## Begin LISTED ENTRIES

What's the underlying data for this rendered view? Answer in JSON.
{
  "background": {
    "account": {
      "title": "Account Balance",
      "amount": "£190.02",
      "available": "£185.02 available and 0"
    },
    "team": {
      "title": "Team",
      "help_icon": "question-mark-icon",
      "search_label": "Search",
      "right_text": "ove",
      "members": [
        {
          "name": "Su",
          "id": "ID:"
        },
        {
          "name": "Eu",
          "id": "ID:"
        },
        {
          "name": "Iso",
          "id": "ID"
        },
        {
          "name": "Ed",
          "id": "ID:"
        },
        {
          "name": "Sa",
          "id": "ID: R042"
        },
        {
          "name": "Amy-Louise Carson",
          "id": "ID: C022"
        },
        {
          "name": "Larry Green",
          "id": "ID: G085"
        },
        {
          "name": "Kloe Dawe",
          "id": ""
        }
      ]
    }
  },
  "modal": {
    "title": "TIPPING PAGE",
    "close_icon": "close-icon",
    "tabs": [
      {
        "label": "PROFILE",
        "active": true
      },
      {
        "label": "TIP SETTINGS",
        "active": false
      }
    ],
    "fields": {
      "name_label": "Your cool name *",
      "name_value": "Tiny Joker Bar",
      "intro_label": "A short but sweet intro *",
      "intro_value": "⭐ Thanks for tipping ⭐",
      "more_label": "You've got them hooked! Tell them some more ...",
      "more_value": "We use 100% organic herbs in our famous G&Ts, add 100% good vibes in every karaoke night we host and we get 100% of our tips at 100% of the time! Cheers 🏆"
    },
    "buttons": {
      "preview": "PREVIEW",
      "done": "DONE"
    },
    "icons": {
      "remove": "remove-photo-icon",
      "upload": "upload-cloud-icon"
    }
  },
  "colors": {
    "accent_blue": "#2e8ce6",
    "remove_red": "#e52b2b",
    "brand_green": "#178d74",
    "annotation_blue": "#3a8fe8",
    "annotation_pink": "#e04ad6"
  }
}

## End LISTED ENTRIES

▶ _WHAT TO WORK ON_: Here, the records must be output exactly and in full.

▶ _FINAL ANSWER_:
What's the underlying data for this rendered view? Answer in JSON.
{
  "background": {
    "account": {
      "title": "Account Balance",
      "amount": "£190.02",
      "available": "£185.02 available and 0"
    },
    "team": {
      "title": "Team",
      "help_icon": "question-mark-icon",
      "search_label": "Search",
      "right_text": "ove",
      "members": [
        {
          "name": "Su",
          "id": "ID:"
        },
        {
          "name": "Eu",
          "id": "ID:"
        },
        {
          "name": "Iso",
          "id": "ID"
        },
        {
          "name": "Ed",
          "id": "ID:"
        },
        {
          "name": "Sa",
          "id": "ID: R042"
        },
        {
          "name": "Amy-Louise Carson",
          "id": "ID: C022"
        },
        {
          "name": "Larry Green",
          "id": "ID: G085"
        },
        {
          "name": "Kloe Dawe",
          "id": ""
        }
      ]
    }
  },
  "modal": {
    "title": "TIPPING PAGE",
    "close_icon": "close-icon",
    "tabs": [
      {
        "label": "PROFILE",
        "active": true
      },
      {
        "label": "TIP SETTINGS",
        "active": false
      }
    ],
    "fields": {
      "name_label": "Your cool name *",
      "name_value": "Tiny Joker Bar",
      "intro_label": "A short but sweet intro *",
      "intro_value": "⭐ Thanks for tipping ⭐",
      "more_label": "You've got them hooked! Tell them some more ...",
      "more_value": "We use 100% organic herbs in our famous G&Ts, add 100% good vibes in every karaoke night we host and we get 100% of our tips at 100% of the time! Cheers 🏆"
    },
    "buttons": {
      "preview": "PREVIEW",
      "done": "DONE"
    },
    "icons": {
      "remove": "remove-photo-icon",
      "upload": "upload-cloud-icon"
    }
  },
  "colors": {
    "accent_blue": "#2e8ce6",
    "remove_red": "#e52b2b",
    "brand_green": "#178d74",
    "annotation_blue": "#3a8fe8",
    "annotation_pink": "#e04ad6"
  }
}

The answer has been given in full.